◆ WHAT THIS TASK INVOLVES ◆
Return all lines with the word "title" in them.

◆ DATA SHOWN ◆
☆ ☆ ☆ ☆ ☆
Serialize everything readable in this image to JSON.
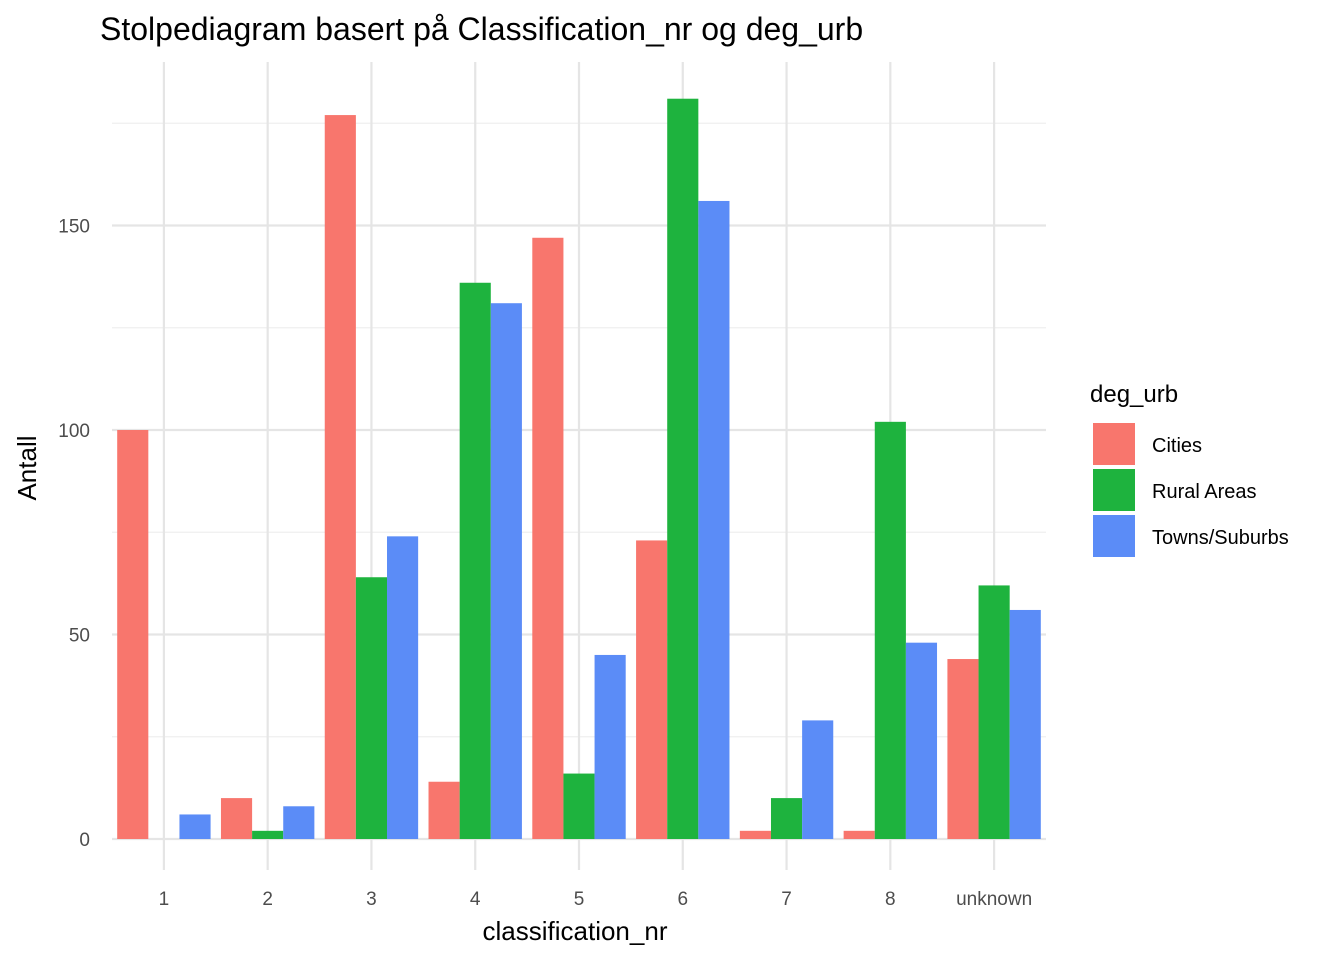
{
  "chart_data": {
    "type": "bar",
    "title": "Stolpediagram basert på Classification_nr og deg_urb",
    "xlabel": "classification_nr",
    "ylabel": "Antall",
    "categories": [
      "1",
      "2",
      "3",
      "4",
      "5",
      "6",
      "7",
      "8",
      "unknown"
    ],
    "yticks": [
      0,
      50,
      100,
      150
    ],
    "ylim": [
      -7.5,
      189
    ],
    "grid": true,
    "legend": {
      "title": "deg_urb",
      "placement": "right"
    },
    "series": [
      {
        "name": "Cities",
        "color": "#F8766D",
        "values": [
          100,
          10,
          177,
          14,
          147,
          73,
          2,
          2,
          44
        ]
      },
      {
        "name": "Rural Areas",
        "color": "#1EB33E",
        "values": [
          0,
          2,
          64,
          136,
          16,
          181,
          10,
          102,
          62
        ]
      },
      {
        "name": "Towns/Suburbs",
        "color": "#5B8CF7",
        "values": [
          6,
          8,
          74,
          131,
          45,
          156,
          29,
          48,
          56
        ]
      }
    ]
  }
}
☆ ☆ ☆ ☆ ☆
◆ COMPLETED EXERCISE ◆
    "title": "Stolpediagram basert på Classification_nr og deg_urb",
      "title": "deg_urb",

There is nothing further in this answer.